%%

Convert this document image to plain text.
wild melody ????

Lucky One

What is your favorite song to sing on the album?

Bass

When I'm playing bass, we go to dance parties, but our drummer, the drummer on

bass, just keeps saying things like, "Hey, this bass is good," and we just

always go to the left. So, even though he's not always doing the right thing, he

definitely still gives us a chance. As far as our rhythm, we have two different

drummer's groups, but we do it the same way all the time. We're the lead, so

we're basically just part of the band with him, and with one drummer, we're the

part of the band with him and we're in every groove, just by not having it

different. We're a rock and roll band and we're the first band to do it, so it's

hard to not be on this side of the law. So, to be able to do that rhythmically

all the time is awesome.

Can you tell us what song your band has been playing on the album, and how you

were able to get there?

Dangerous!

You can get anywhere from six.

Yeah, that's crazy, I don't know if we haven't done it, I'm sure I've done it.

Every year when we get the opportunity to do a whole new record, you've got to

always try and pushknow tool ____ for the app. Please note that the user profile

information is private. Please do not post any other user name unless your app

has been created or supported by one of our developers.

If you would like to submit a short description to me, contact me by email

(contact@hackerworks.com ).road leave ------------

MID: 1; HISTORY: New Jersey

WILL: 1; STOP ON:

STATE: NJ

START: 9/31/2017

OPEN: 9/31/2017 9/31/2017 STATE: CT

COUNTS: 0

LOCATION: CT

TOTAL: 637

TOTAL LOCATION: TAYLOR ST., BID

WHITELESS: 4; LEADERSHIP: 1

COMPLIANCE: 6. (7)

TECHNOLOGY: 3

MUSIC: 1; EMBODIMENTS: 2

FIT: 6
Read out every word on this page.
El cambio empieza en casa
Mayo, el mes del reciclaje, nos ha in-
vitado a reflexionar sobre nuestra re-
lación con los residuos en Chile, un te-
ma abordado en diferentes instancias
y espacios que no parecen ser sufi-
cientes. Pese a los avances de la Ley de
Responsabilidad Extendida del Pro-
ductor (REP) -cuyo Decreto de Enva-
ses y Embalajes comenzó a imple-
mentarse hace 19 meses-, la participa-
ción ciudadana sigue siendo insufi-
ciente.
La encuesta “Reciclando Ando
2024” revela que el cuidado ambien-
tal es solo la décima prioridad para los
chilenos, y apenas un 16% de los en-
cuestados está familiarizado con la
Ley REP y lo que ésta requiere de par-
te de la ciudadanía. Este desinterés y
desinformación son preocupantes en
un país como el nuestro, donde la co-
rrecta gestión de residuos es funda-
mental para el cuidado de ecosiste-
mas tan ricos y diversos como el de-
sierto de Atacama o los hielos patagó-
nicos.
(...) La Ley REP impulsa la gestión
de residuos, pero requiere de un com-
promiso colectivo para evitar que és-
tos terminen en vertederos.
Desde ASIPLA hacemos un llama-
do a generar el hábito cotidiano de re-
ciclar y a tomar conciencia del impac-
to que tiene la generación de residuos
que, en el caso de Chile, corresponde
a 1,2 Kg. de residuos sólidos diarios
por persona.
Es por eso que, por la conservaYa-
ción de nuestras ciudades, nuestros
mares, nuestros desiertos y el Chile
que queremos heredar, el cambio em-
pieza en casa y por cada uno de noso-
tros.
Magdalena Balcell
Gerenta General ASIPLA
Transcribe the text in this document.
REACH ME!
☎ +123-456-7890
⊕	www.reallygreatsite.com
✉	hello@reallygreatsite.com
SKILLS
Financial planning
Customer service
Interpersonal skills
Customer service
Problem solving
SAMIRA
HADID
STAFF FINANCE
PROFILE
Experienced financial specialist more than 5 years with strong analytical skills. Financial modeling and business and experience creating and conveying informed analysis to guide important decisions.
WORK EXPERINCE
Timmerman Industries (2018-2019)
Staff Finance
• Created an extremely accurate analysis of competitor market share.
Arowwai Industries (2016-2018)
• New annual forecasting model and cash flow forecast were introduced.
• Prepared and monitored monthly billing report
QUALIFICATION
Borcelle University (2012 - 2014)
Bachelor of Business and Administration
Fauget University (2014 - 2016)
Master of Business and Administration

%%

• WHAT NEEDS TO BE DONE: Determine the number of lines containing "STATE". Write only that number.

• ANSWER TO THE TASK: 2